═════ Material ═════

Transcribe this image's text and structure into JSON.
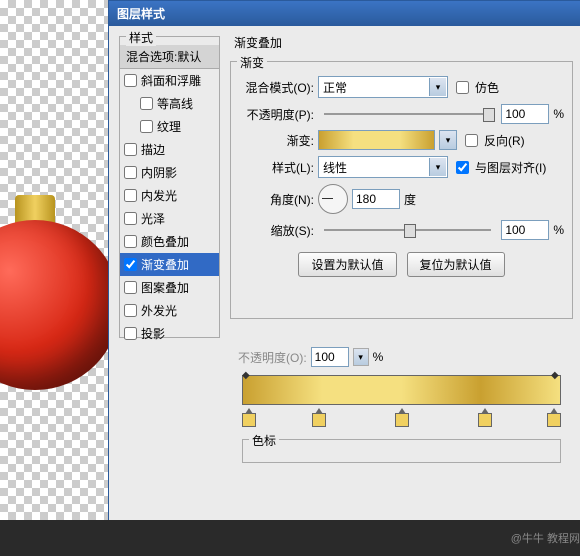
{
  "dialog_title": "图层样式",
  "left": {
    "styles_title": "样式",
    "blend_options": "混合选项:默认",
    "items": [
      {
        "label": "斜面和浮雕",
        "checked": false,
        "indent": false
      },
      {
        "label": "等高线",
        "checked": false,
        "indent": true
      },
      {
        "label": "纹理",
        "checked": false,
        "indent": true
      },
      {
        "label": "描边",
        "checked": false,
        "indent": false
      },
      {
        "label": "内阴影",
        "checked": false,
        "indent": false
      },
      {
        "label": "内发光",
        "checked": false,
        "indent": false
      },
      {
        "label": "光泽",
        "checked": false,
        "indent": false
      },
      {
        "label": "颜色叠加",
        "checked": false,
        "indent": false
      },
      {
        "label": "渐变叠加",
        "checked": true,
        "indent": false,
        "active": true
      },
      {
        "label": "图案叠加",
        "checked": false,
        "indent": false
      },
      {
        "label": "外发光",
        "checked": false,
        "indent": false
      },
      {
        "label": "投影",
        "checked": false,
        "indent": false
      }
    ]
  },
  "right": {
    "section_title": "渐变叠加",
    "gradient_group": "渐变",
    "blend_mode_label": "混合模式(O):",
    "blend_mode_value": "正常",
    "dither_label": "仿色",
    "opacity_label": "不透明度(P):",
    "opacity_value": "100",
    "percent": "%",
    "gradient_label": "渐变:",
    "reverse_label": "反向(R)",
    "style_label": "样式(L):",
    "style_value": "线性",
    "align_label": "与图层对齐(I)",
    "angle_label": "角度(N):",
    "angle_value": "180",
    "degree": "度",
    "scale_label": "缩放(S):",
    "scale_value": "100",
    "btn_default": "设置为默认值",
    "btn_reset": "复位为默认值"
  },
  "lower": {
    "opacity_label_2": "不透明度(O):",
    "opacity_value_2": "100",
    "color_section": "色标"
  },
  "watermark": "@牛牛 教程网"
}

═════

▶ _Work instructions_: Quote every line word for word and keep the images out of the copy.

▶ _Written reply_:
Transcribe this image's text and structure into JSON.
{
  "dialog_title": "图层样式",
  "left": {
    "styles_title": "样式",
    "blend_options": "混合选项:默认",
    "items": [
      {
        "label": "斜面和浮雕",
        "checked": false,
        "indent": false
      },
      {
        "label": "等高线",
        "checked": false,
        "indent": true
      },
      {
        "label": "纹理",
        "checked": false,
        "indent": true
      },
      {
        "label": "描边",
        "checked": false,
        "indent": false
      },
      {
        "label": "内阴影",
        "checked": false,
        "indent": false
      },
      {
        "label": "内发光",
        "checked": false,
        "indent": false
      },
      {
        "label": "光泽",
        "checked": false,
        "indent": false
      },
      {
        "label": "颜色叠加",
        "checked": false,
        "indent": false
      },
      {
        "label": "渐变叠加",
        "checked": true,
        "indent": false,
        "active": true
      },
      {
        "label": "图案叠加",
        "checked": false,
        "indent": false
      },
      {
        "label": "外发光",
        "checked": false,
        "indent": false
      },
      {
        "label": "投影",
        "checked": false,
        "indent": false
      }
    ]
  },
  "right": {
    "section_title": "渐变叠加",
    "gradient_group": "渐变",
    "blend_mode_label": "混合模式(O):",
    "blend_mode_value": "正常",
    "dither_label": "仿色",
    "opacity_label": "不透明度(P):",
    "opacity_value": "100",
    "percent": "%",
    "gradient_label": "渐变:",
    "reverse_label": "反向(R)",
    "style_label": "样式(L):",
    "style_value": "线性",
    "align_label": "与图层对齐(I)",
    "angle_label": "角度(N):",
    "angle_value": "180",
    "degree": "度",
    "scale_label": "缩放(S):",
    "scale_value": "100",
    "btn_default": "设置为默认值",
    "btn_reset": "复位为默认值"
  },
  "lower": {
    "opacity_label_2": "不透明度(O):",
    "opacity_value_2": "100",
    "color_section": "色标"
  },
  "watermark": "@牛牛 教程网"
}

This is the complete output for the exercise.